• [TO DO] Write out the whole listing again, exactly as given.

>> start

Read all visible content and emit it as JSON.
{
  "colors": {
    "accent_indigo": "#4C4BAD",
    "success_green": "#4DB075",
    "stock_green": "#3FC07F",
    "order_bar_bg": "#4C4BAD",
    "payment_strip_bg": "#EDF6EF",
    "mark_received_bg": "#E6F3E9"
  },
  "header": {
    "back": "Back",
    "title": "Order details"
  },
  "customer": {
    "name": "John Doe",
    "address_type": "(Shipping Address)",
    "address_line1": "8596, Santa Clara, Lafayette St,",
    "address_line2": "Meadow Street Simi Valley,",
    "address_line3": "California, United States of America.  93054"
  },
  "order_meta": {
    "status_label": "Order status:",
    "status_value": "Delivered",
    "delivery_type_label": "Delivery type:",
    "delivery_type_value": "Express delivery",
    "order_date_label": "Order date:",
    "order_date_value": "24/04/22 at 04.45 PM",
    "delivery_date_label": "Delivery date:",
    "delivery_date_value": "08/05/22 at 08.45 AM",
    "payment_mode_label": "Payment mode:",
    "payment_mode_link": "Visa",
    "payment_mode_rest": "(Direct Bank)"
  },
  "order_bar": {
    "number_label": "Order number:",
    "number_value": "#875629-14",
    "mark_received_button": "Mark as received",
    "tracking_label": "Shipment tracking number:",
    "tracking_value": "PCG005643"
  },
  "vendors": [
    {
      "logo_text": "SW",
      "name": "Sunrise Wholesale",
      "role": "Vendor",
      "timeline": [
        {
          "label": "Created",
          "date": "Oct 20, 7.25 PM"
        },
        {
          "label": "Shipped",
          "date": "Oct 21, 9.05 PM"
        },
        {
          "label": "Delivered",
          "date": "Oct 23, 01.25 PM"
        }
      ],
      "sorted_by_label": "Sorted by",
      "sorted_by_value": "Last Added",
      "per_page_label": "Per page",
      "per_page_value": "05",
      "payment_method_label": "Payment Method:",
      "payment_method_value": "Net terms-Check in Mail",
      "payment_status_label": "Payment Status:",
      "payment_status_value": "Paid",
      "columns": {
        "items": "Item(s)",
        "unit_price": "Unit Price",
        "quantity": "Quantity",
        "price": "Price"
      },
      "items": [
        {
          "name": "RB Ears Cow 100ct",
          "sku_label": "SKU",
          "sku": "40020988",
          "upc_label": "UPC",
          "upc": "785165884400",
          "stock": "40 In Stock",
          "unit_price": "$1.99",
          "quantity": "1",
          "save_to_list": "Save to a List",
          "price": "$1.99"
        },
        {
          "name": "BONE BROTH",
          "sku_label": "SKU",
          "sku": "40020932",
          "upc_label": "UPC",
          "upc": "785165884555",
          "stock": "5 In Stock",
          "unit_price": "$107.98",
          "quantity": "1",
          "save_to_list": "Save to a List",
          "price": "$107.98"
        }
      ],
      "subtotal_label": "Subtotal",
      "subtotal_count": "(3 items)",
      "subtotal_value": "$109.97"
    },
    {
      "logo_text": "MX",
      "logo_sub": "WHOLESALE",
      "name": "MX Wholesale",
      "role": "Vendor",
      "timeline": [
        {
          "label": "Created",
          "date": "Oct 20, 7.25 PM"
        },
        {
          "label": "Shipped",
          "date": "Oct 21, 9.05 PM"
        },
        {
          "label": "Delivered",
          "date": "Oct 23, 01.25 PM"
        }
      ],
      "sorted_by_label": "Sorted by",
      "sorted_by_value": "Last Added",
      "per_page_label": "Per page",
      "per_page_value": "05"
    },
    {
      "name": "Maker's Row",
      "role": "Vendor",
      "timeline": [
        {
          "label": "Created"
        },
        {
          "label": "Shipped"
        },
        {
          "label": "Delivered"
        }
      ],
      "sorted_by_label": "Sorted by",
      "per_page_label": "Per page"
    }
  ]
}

>> end

• [TASK RESPONSE]
Read all visible content and emit it as JSON.
{
  "colors": {
    "accent_indigo": "#4C4BAD",
    "success_green": "#4DB075",
    "stock_green": "#3FC07F",
    "order_bar_bg": "#4C4BAD",
    "payment_strip_bg": "#EDF6EF",
    "mark_received_bg": "#E6F3E9"
  },
  "header": {
    "back": "Back",
    "title": "Order details"
  },
  "customer": {
    "name": "John Doe",
    "address_type": "(Shipping Address)",
    "address_line1": "8596, Santa Clara, Lafayette St,",
    "address_line2": "Meadow Street Simi Valley,",
    "address_line3": "California, United States of America.  93054"
  },
  "order_meta": {
    "status_label": "Order status:",
    "status_value": "Delivered",
    "delivery_type_label": "Delivery type:",
    "delivery_type_value": "Express delivery",
    "order_date_label": "Order date:",
    "order_date_value": "24/04/22 at 04.45 PM",
    "delivery_date_label": "Delivery date:",
    "delivery_date_value": "08/05/22 at 08.45 AM",
    "payment_mode_label": "Payment mode:",
    "payment_mode_link": "Visa",
    "payment_mode_rest": "(Direct Bank)"
  },
  "order_bar": {
    "number_label": "Order number:",
    "number_value": "#875629-14",
    "mark_received_button": "Mark as received",
    "tracking_label": "Shipment tracking number:",
    "tracking_value": "PCG005643"
  },
  "vendors": [
    {
      "logo_text": "SW",
      "name": "Sunrise Wholesale",
      "role": "Vendor",
      "timeline": [
        {
          "label": "Created",
          "date": "Oct 20, 7.25 PM"
        },
        {
          "label": "Shipped",
          "date": "Oct 21, 9.05 PM"
        },
        {
          "label": "Delivered",
          "date": "Oct 23, 01.25 PM"
        }
      ],
      "sorted_by_label": "Sorted by",
      "sorted_by_value": "Last Added",
      "per_page_label": "Per page",
      "per_page_value": "05",
      "payment_method_label": "Payment Method:",
      "payment_method_value": "Net terms-Check in Mail",
      "payment_status_label": "Payment Status:",
      "payment_status_value": "Paid",
      "columns": {
        "items": "Item(s)",
        "unit_price": "Unit Price",
        "quantity": "Quantity",
        "price": "Price"
      },
      "items": [
        {
          "name": "RB Ears Cow 100ct",
          "sku_label": "SKU",
          "sku": "40020988",
          "upc_label": "UPC",
          "upc": "785165884400",
          "stock": "40 In Stock",
          "unit_price": "$1.99",
          "quantity": "1",
          "save_to_list": "Save to a List",
          "price": "$1.99"
        },
        {
          "name": "BONE BROTH",
          "sku_label": "SKU",
          "sku": "40020932",
          "upc_label": "UPC",
          "upc": "785165884555",
          "stock": "5 In Stock",
          "unit_price": "$107.98",
          "quantity": "1",
          "save_to_list": "Save to a List",
          "price": "$107.98"
        }
      ],
      "subtotal_label": "Subtotal",
      "subtotal_count": "(3 items)",
      "subtotal_value": "$109.97"
    },
    {
      "logo_text": "MX",
      "logo_sub": "WHOLESALE",
      "name": "MX Wholesale",
      "role": "Vendor",
      "timeline": [
        {
          "label": "Created",
          "date": "Oct 20, 7.25 PM"
        },
        {
          "label": "Shipped",
          "date": "Oct 21, 9.05 PM"
        },
        {
          "label": "Delivered",
          "date": "Oct 23, 01.25 PM"
        }
      ],
      "sorted_by_label": "Sorted by",
      "sorted_by_value": "Last Added",
      "per_page_label": "Per page",
      "per_page_value": "05"
    },
    {
      "name": "Maker's Row",
      "role": "Vendor",
      "timeline": [
        {
          "label": "Created"
        },
        {
          "label": "Shipped"
        },
        {
          "label": "Delivered"
        }
      ],
      "sorted_by_label": "Sorted by",
      "per_page_label": "Per page"
    }
  ]
}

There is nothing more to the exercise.